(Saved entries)
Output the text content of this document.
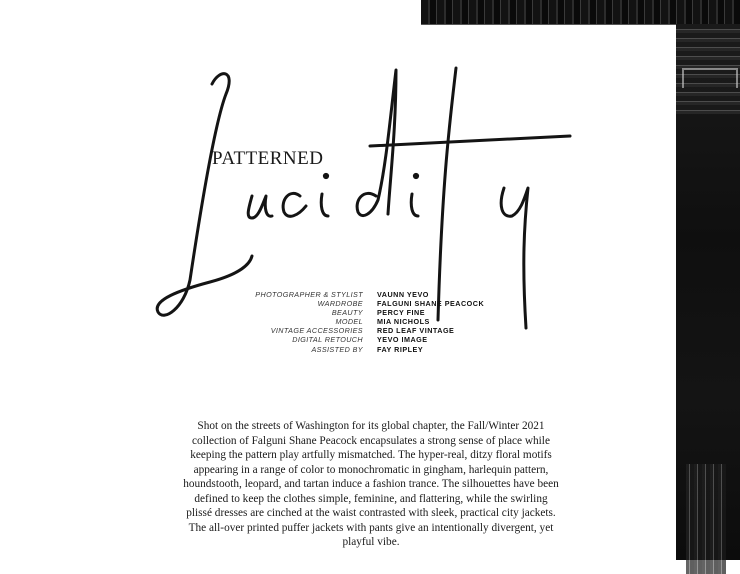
PATTERNED
PHOTOGRAPHER & STYLIST	VAUNN YEVO
WARDROBE	FALGUNI SHANE PEACOCK
BEAUTY	PERCY FINE
MODEL	MIA NICHOLS
VINTAGE ACCESSORIES	RED LEAF VINTAGE
DIGITAL RETOUCH	YEVO IMAGE
ASSISTED BY	FAY RIPLEY
Shot on the streets of Washington for its global chapter, the Fall/Winter 2021 collection of Falguni Shane Peacock encapsulates a strong sense of place while keeping the pattern play artfully mismatched. The hyper-real, ditzy floral motifs appearing in a range of color to monochromatic in gingham, harlequin pattern, houndstooth, leopard, and tartan induce a fashion trance. The silhouettes have been defined to keep the clothes simple, feminine, and flattering, while the swirling plissé dresses are cinched at the waist contrasted with sleek, practical city jackets. The all-over printed puffer jackets with pants give an intentionally divergent, yet playful vibe.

▶ **TASK DETAILS**:
Determine how many lines include the string "YEVO". Give no answer but the number.

▶ **TASK RESPONSE**:
2